Given data:
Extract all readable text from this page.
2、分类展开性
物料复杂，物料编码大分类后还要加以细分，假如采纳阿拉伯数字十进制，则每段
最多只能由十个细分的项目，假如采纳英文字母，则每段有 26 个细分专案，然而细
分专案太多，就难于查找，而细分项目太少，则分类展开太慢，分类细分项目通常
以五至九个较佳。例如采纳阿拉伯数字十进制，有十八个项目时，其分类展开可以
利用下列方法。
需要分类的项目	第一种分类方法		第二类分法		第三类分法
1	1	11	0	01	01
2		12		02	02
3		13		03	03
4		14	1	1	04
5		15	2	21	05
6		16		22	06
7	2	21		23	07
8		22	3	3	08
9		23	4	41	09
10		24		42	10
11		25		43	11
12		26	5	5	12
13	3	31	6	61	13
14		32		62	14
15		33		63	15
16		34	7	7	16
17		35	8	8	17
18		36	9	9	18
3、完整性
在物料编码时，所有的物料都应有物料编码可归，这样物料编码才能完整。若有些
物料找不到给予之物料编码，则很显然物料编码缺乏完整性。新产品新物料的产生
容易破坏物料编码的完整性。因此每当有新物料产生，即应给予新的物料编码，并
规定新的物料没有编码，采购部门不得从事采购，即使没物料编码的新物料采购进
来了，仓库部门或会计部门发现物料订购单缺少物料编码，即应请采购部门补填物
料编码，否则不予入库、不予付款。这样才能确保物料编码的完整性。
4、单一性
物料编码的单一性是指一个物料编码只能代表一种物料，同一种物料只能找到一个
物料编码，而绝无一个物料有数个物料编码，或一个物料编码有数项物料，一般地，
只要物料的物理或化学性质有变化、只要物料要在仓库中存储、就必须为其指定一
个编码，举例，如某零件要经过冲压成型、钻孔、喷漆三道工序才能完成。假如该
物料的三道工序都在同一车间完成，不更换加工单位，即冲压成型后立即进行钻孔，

What is required: Print every line of the records exactly. Omit nothing.

The completed task:
Extract all readable text from this page.
2、分类展开性
物料复杂，物料编码大分类后还要加以细分，假如采纳阿拉伯数字十进制，则每段
最多只能由十个细分的项目，假如采纳英文字母，则每段有 26 个细分专案，然而细
分专案太多，就难于查找，而细分项目太少，则分类展开太慢，分类细分项目通常
以五至九个较佳。例如采纳阿拉伯数字十进制，有十八个项目时，其分类展开可以
利用下列方法。
需要分类的项目	第一种分类方法		第二类分法		第三类分法
1	1	11	0	01	01
2		12		02	02
3		13		03	03
4		14	1	1	04
5		15	2	21	05
6		16		22	06
7	2	21		23	07
8		22	3	3	08
9		23	4	41	09
10		24		42	10
11		25		43	11
12		26	5	5	12
13	3	31	6	61	13
14		32		62	14
15		33		63	15
16		34	7	7	16
17		35	8	8	17
18		36	9	9	18
3、完整性
在物料编码时，所有的物料都应有物料编码可归，这样物料编码才能完整。若有些
物料找不到给予之物料编码，则很显然物料编码缺乏完整性。新产品新物料的产生
容易破坏物料编码的完整性。因此每当有新物料产生，即应给予新的物料编码，并
规定新的物料没有编码，采购部门不得从事采购，即使没物料编码的新物料采购进
来了，仓库部门或会计部门发现物料订购单缺少物料编码，即应请采购部门补填物
料编码，否则不予入库、不予付款。这样才能确保物料编码的完整性。
4、单一性
物料编码的单一性是指一个物料编码只能代表一种物料，同一种物料只能找到一个
物料编码，而绝无一个物料有数个物料编码，或一个物料编码有数项物料，一般地，
只要物料的物理或化学性质有变化、只要物料要在仓库中存储、就必须为其指定一
个编码，举例，如某零件要经过冲压成型、钻孔、喷漆三道工序才能完成。假如该
物料的三道工序都在同一车间完成，不更换加工单位，即冲压成型后立即进行钻孔，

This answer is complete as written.